Exercises:
• A. In the trout season article, at what time did the season start last Saturday?
• B. Please return the trout season article word for word from "By Joey Jackson" to "year’s trout season.".
• C. Write the next part of the trout season article, beginning after its last sentence.

By Joey Jackson –
Saturday marked the beginning of another trout season here in Lancaster county and 17 other southeastern counties in Pennsylvania, practically a holiday for some Penn Manor students.
Almost 30,000 different types of trout were stocked into Lancaster county’s rivers and streams in the weeks leading up to the 8:00 a.m. start of the season last Saturday, exciting some students who are accustomed to catching almost nothing but catfish in the time since the end of last year’s trout season.
“Catties are fun to catch and all, but after a while you just get tired of pulling them out of the water every time,” said senior Chris Fleming. “Every once in a while you’d get a bass but you can’t keep them yet either so it’s not that much different.”
The state Fish Commission employees have put in work too, to end the days of catching only catfish, state biologists helped hand stock the trout dumped into the rivers, making sure to stock the rivers in areas that are easily accessible for local fisherman, either by stocking the rivers closer to opening day to avoid the fish moving to different parts of the rivers and predation by the local birds or change the species of the stocked trout entirely to a species that is less likely to migrate.

Supplied material:
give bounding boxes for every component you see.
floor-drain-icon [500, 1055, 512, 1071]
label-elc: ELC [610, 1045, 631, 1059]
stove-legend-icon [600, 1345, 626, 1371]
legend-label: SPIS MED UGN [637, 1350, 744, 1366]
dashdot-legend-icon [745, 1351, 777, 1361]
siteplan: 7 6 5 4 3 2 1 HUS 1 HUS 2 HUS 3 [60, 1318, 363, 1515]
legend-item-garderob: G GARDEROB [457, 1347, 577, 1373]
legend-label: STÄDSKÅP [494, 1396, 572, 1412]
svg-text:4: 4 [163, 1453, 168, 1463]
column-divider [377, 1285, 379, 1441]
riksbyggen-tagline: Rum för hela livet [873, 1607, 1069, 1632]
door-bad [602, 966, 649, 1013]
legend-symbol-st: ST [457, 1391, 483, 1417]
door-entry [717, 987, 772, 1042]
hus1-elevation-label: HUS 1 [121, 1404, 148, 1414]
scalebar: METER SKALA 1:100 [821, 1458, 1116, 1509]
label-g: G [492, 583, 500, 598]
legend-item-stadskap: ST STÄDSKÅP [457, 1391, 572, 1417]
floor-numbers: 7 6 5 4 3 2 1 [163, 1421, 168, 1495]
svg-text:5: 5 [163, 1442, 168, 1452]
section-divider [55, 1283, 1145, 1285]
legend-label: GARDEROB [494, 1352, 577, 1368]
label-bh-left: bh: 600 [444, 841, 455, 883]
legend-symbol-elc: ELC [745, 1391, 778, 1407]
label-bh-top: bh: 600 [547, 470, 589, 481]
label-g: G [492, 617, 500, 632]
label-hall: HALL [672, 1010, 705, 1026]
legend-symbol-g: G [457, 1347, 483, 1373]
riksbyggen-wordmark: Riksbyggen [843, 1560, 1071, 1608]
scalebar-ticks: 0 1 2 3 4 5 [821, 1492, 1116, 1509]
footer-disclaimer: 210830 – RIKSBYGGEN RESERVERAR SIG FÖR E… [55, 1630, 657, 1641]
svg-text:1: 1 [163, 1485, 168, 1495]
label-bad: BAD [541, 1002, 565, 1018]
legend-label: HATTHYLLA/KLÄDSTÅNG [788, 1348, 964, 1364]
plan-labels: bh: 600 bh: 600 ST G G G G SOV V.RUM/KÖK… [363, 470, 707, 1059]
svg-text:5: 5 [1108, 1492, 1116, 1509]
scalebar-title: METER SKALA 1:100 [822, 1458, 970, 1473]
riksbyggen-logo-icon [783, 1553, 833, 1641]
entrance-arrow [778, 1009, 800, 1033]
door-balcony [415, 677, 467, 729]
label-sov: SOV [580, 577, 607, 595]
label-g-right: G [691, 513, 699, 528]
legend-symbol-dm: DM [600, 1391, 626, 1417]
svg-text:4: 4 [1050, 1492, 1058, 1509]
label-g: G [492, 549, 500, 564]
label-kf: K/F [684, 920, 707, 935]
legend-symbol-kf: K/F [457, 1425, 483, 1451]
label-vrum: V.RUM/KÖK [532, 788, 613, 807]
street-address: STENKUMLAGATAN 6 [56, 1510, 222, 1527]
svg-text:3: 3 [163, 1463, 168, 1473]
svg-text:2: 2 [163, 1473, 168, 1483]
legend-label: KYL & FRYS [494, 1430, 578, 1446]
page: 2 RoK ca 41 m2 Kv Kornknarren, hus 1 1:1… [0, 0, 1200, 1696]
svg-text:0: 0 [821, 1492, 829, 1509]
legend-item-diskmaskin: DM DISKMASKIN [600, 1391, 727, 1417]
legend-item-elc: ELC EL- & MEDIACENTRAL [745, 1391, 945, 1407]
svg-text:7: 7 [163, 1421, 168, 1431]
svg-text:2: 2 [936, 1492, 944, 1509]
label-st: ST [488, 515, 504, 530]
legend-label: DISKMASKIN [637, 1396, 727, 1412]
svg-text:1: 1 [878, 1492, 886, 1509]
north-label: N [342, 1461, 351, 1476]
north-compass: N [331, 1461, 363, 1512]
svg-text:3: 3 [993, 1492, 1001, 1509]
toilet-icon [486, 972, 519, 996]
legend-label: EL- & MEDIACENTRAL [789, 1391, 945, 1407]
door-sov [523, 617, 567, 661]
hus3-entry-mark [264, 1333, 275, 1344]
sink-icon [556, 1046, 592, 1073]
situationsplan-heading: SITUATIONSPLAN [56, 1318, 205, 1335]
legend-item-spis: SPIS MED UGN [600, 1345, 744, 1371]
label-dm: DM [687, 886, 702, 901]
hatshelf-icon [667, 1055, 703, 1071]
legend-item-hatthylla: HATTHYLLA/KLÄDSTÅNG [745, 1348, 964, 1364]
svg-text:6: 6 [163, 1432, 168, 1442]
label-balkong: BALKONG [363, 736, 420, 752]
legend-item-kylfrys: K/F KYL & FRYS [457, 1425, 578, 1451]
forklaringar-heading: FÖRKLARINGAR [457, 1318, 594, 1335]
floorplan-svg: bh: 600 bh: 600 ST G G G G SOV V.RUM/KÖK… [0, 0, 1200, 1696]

Results for each task:
• A. 8:00 a.m.

• B.
By Joey Jackson –
Saturday marked the beginning of another trout season here in Lancaster county and 17 other southeastern counties in Pennsylvania, practically a holiday for some Penn Manor students.
Almost 30,000 different types of trout were stocked into Lancaster county’s rivers and streams in the weeks leading up to the 8:00 a.m. start of the season last Saturday, exciting some students who are accustomed to catching almost nothing but catfish in the time since the end of last year’s trout season.

• C.
This work has paid off according to multiple student fisherman, who spent last Saturday reaping in the benefits of the biologists’ work.
“I caught my limit in about an hour,” said Penn Manor angler Sam Knisely.
The current limit set by Pennsylvania fishing regulations is that only trout greater than seven inches may be kept and each fisherman can only keep five fish per day.
The biologists attribute the success of the residency of fish in an interview with Lancaster Newspaper to the low levels of water in the rivers, since trout normally stick to areas of low water levels anyway.
Other students, however, have had a rougher start to the season than others. A few students jokingly suggest to fish in streams that weren’t stocked because they are more likely to have trout than the stocked rivers.
“I went to the spot that I always go to out by Letort Elementary on Saturday to the spot that is always the best each year and I caught one fish and it wasn’t even a trout. It was a little chub fish,” said Penn Manor sophomore Peter Lombardo. “But there was this guy next to me that was just pulling (trout) out of the water left and right. He kept catching fish and throwing them up onto the bank.”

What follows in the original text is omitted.